_Problem_.
Print the data exactly as it is given, please.
>> BEGIN
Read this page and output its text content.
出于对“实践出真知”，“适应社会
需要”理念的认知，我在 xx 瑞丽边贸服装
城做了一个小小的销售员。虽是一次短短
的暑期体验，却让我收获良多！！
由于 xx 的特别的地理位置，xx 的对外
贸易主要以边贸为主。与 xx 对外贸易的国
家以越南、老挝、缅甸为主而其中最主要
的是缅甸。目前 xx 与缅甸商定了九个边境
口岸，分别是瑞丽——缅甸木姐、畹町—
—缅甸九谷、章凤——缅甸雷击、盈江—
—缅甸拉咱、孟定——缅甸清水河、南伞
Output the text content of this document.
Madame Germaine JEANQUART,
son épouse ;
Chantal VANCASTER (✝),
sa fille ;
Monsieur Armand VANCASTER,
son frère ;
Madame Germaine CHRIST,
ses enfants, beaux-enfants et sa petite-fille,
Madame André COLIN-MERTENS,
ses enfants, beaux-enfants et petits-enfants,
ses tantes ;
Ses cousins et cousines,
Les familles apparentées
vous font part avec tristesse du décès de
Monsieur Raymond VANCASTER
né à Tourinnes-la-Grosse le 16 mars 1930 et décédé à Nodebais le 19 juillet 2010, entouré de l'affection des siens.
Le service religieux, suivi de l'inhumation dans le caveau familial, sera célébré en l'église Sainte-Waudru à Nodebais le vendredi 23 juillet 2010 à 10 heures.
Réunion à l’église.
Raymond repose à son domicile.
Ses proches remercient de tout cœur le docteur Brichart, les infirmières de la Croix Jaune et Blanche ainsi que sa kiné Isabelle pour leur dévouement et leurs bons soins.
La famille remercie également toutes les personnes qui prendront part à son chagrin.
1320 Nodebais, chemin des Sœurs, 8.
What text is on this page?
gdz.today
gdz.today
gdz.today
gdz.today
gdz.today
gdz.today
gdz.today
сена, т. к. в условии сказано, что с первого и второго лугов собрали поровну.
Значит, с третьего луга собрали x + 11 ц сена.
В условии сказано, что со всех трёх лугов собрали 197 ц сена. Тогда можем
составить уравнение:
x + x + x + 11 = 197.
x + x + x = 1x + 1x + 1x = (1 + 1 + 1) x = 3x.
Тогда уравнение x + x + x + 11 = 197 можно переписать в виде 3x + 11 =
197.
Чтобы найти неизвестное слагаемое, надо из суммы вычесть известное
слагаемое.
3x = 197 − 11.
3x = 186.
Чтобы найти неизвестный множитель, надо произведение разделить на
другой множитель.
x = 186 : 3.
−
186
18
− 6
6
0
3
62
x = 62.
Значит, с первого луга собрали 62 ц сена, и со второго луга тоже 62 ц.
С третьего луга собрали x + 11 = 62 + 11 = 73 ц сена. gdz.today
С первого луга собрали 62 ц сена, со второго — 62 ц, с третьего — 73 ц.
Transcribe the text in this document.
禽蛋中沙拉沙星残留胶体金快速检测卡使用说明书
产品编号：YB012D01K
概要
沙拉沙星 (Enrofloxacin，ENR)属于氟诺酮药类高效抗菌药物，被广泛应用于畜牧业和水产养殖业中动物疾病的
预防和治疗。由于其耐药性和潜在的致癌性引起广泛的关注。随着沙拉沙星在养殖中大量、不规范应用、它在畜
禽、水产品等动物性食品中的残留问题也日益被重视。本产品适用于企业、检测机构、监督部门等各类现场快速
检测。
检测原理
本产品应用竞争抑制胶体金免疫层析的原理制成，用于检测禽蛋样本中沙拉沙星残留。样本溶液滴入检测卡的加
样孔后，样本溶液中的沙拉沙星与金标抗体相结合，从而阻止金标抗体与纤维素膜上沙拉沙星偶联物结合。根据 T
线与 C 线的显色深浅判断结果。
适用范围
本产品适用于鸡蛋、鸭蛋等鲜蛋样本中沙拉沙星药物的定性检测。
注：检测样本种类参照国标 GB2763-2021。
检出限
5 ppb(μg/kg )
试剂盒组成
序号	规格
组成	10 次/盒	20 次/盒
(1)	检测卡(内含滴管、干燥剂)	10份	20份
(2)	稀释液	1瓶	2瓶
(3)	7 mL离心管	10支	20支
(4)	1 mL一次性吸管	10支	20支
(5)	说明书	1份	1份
>> END
_Response to this task_.
Read this page and output its text content.
出于对“实践出真知”，“适应社会
需要”理念的认知，我在 xx 瑞丽边贸服装
城做了一个小小的销售员。虽是一次短短
的暑期体验，却让我收获良多！！
由于 xx 的特别的地理位置，xx 的对外
贸易主要以边贸为主。与 xx 对外贸易的国
家以越南、老挝、缅甸为主而其中最主要
的是缅甸。目前 xx 与缅甸商定了九个边境
口岸，分别是瑞丽——缅甸木姐、畹町—
—缅甸九谷、章凤——缅甸雷击、盈江—
—缅甸拉咱、孟定——缅甸清水河、南伞
Output the text content of this document.
Madame Germaine JEANQUART,
son épouse ;
Chantal VANCASTER (✝),
sa fille ;
Monsieur Armand VANCASTER,
son frère ;
Madame Germaine CHRIST,
ses enfants, beaux-enfants et sa petite-fille,
Madame André COLIN-MERTENS,
ses enfants, beaux-enfants et petits-enfants,
ses tantes ;
Ses cousins et cousines,
Les familles apparentées
vous font part avec tristesse du décès de
Monsieur Raymond VANCASTER
né à Tourinnes-la-Grosse le 16 mars 1930 et décédé à Nodebais le 19 juillet 2010, entouré de l'affection des siens.
Le service religieux, suivi de l'inhumation dans le caveau familial, sera célébré en l'église Sainte-Waudru à Nodebais le vendredi 23 juillet 2010 à 10 heures.
Réunion à l’église.
Raymond repose à son domicile.
Ses proches remercient de tout cœur le docteur Brichart, les infirmières de la Croix Jaune et Blanche ainsi que sa kiné Isabelle pour leur dévouement et leurs bons soins.
La famille remercie également toutes les personnes qui prendront part à son chagrin.
1320 Nodebais, chemin des Sœurs, 8.
What text is on this page?
gdz.today
gdz.today
gdz.today
gdz.today
gdz.today
gdz.today
gdz.today
сена, т. к. в условии сказано, что с первого и второго лугов собрали поровну.
Значит, с третьего луга собрали x + 11 ц сена.
В условии сказано, что со всех трёх лугов собрали 197 ц сена. Тогда можем
составить уравнение:
x + x + x + 11 = 197.
x + x + x = 1x + 1x + 1x = (1 + 1 + 1) x = 3x.
Тогда уравнение x + x + x + 11 = 197 можно переписать в виде 3x + 11 =
197.
Чтобы найти неизвестное слагаемое, надо из суммы вычесть известное
слагаемое.
3x = 197 − 11.
3x = 186.
Чтобы найти неизвестный множитель, надо произведение разделить на
другой множитель.
x = 186 : 3.
−
186
18
− 6
6
0
3
62
x = 62.
Значит, с первого луга собрали 62 ц сена, и со второго луга тоже 62 ц.
С третьего луга собрали x + 11 = 62 + 11 = 73 ц сена. gdz.today
С первого луга собрали 62 ц сена, со второго — 62 ц, с третьего — 73 ц.
Transcribe the text in this document.
禽蛋中沙拉沙星残留胶体金快速检测卡使用说明书
产品编号：YB012D01K
概要
沙拉沙星 (Enrofloxacin，ENR)属于氟诺酮药类高效抗菌药物，被广泛应用于畜牧业和水产养殖业中动物疾病的
预防和治疗。由于其耐药性和潜在的致癌性引起广泛的关注。随着沙拉沙星在养殖中大量、不规范应用、它在畜
禽、水产品等动物性食品中的残留问题也日益被重视。本产品适用于企业、检测机构、监督部门等各类现场快速
检测。
检测原理
本产品应用竞争抑制胶体金免疫层析的原理制成，用于检测禽蛋样本中沙拉沙星残留。样本溶液滴入检测卡的加
样孔后，样本溶液中的沙拉沙星与金标抗体相结合，从而阻止金标抗体与纤维素膜上沙拉沙星偶联物结合。根据 T
线与 C 线的显色深浅判断结果。
适用范围
本产品适用于鸡蛋、鸭蛋等鲜蛋样本中沙拉沙星药物的定性检测。
注：检测样本种类参照国标 GB2763-2021。
检出限
5 ppb(μg/kg )
试剂盒组成
序号	规格
组成	10 次/盒	20 次/盒
(1)	检测卡(内含滴管、干燥剂)	10份	20份
(2)	稀释液	1瓶	2瓶
(3)	7 mL离心管	10支	20支
(4)	1 mL一次性吸管	10支	20支
(5)	说明书	1份	1份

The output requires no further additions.